Exercise material:
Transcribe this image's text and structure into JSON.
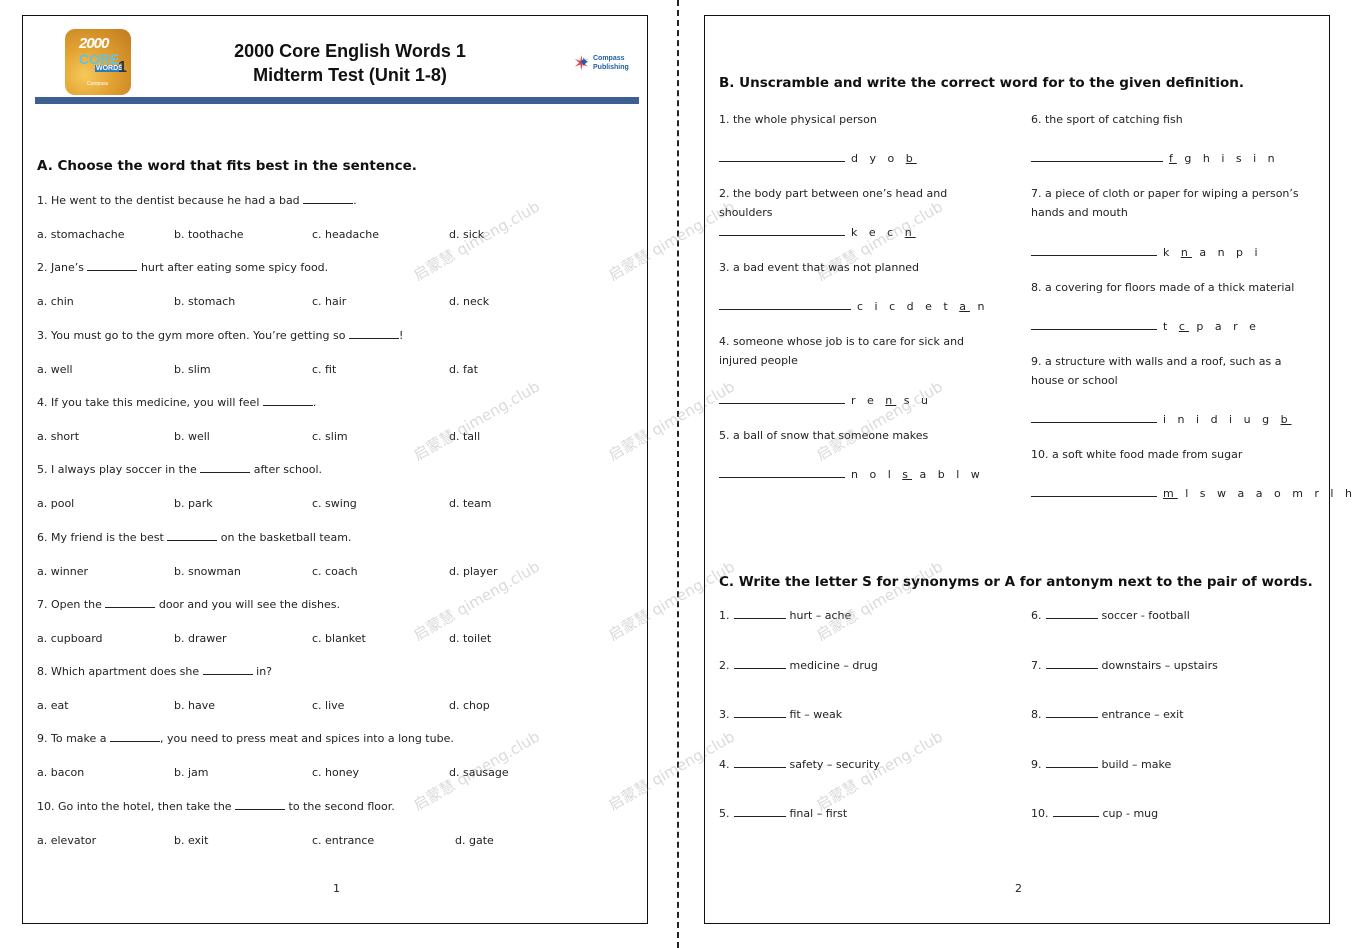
{
  "header": {
    "book_logo": {
      "line1": "2000",
      "line2": "CORE",
      "line3": "WORDS",
      "number": "1",
      "publisher": "Compass"
    },
    "title_line1": "2000 Core English Words 1",
    "title_line2": "Midterm Test (Unit 1-8)",
    "publisher_logo": {
      "line1": "Compass",
      "line2": "Publishing"
    }
  },
  "section_a": {
    "heading": "A. Choose the word that fits best in the sentence.",
    "questions": [
      {
        "pre": "1. He went to the dentist because he had a bad ",
        "post": ".",
        "options": [
          "a. stomachache",
          "b. toothache",
          "c. headache",
          "d. sick"
        ]
      },
      {
        "pre": "2. Jane’s ",
        "post": " hurt after eating some spicy food.",
        "options": [
          "a. chin",
          "b. stomach",
          "c. hair",
          "d. neck"
        ]
      },
      {
        "pre": "3. You must go to the gym more often. You’re getting so ",
        "post": "!",
        "options": [
          "a. well",
          "b. slim",
          "c. fit",
          "d. fat"
        ]
      },
      {
        "pre": "4. If you take this medicine, you will feel ",
        "post": ".",
        "options": [
          "a. short",
          "b. well",
          "c. slim",
          "d. tall"
        ]
      },
      {
        "pre": "5. I always play soccer in the ",
        "post": " after school.",
        "options": [
          "a. pool",
          "b. park",
          "c. swing",
          "d. team"
        ]
      },
      {
        "pre": "6. My friend is the best ",
        "post": " on the basketball team.",
        "options": [
          "a. winner",
          "b. snowman",
          "c. coach",
          "d. player"
        ]
      },
      {
        "pre": "7. Open the ",
        "post": " door and you will see the dishes.",
        "options": [
          "a. cupboard",
          "b. drawer",
          "c. blanket",
          "d. toilet"
        ]
      },
      {
        "pre": "8. Which apartment does she ",
        "post": " in?",
        "options": [
          "a. eat",
          "b. have",
          "c. live",
          "d. chop"
        ]
      },
      {
        "pre": "9. To make a ",
        "post": ", you need to press meat and spices into a long tube.",
        "options": [
          "a. bacon",
          "b. jam",
          "c. honey",
          "d. sausage"
        ]
      },
      {
        "pre": "10. Go into the hotel, then take the ",
        "post": " to the second floor.",
        "options": [
          "a. elevator",
          "b. exit",
          "c. entrance",
          "d. gate"
        ]
      }
    ],
    "page_number": "1"
  },
  "section_b": {
    "heading": "B. Unscramble and write the correct word for to the given definition.",
    "items": [
      {
        "definition": "1. the whole physical person",
        "scr_pre": "d y o ",
        "scr_u": "b",
        "scr_post": ""
      },
      {
        "definition": "2. the body part between one’s head and shoulders",
        "scr_pre": "k e c ",
        "scr_u": "n",
        "scr_post": ""
      },
      {
        "definition": "3. a bad event that was not planned",
        "scr_pre": "c i c d e t ",
        "scr_u": "a",
        "scr_post": " n"
      },
      {
        "definition": "4. someone whose job is to care for sick and injured people",
        "scr_pre": "r e ",
        "scr_u": "n",
        "scr_post": " s u"
      },
      {
        "definition": "5. a ball of snow that someone makes",
        "scr_pre": "n o l ",
        "scr_u": "s",
        "scr_post": " a b l w"
      },
      {
        "definition": "6. the sport of catching fish",
        "scr_pre": "",
        "scr_u": "f",
        "scr_post": " g h i s i n"
      },
      {
        "definition": "7. a piece of cloth or paper for wiping a person’s hands and mouth",
        "scr_pre": "k ",
        "scr_u": "n",
        "scr_post": " a n p i"
      },
      {
        "definition": "8. a covering for floors made of a thick material",
        "scr_pre": "t ",
        "scr_u": "c",
        "scr_post": " p a r e"
      },
      {
        "definition": "9. a structure with walls and a roof, such as a house or school",
        "scr_pre": "i n i d i u g ",
        "scr_u": "b",
        "scr_post": ""
      },
      {
        "definition": "10. a soft white food made from sugar",
        "scr_pre": "",
        "scr_u": "m",
        "scr_post": " l s w a a o m r l h"
      }
    ]
  },
  "section_c": {
    "heading": "C. Write the letter S for synonyms or A for antonym next to the pair of words.",
    "items": [
      {
        "num": "1.",
        "pair": "hurt – ache"
      },
      {
        "num": "2.",
        "pair": "medicine – drug"
      },
      {
        "num": "3.",
        "pair": "fit – weak"
      },
      {
        "num": "4.",
        "pair": "safety – security"
      },
      {
        "num": "5.",
        "pair": "final – first"
      },
      {
        "num": "6.",
        "pair": "soccer - football"
      },
      {
        "num": "7.",
        "pair": "downstairs – upstairs"
      },
      {
        "num": "8.",
        "pair": "entrance – exit"
      },
      {
        "num": "9.",
        "pair": "build – make"
      },
      {
        "num": "10.",
        "pair": "cup - mug"
      }
    ],
    "page_number": "2"
  },
  "watermark": {
    "cn": "启蒙慧",
    "en": "qimeng.club"
  }
}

Written exercise:
Filter the entries and copy out every line with the word "school".

The result:
        "post": " after school.",
        "definition": "9. a structure with walls and a roof, such as a house or school",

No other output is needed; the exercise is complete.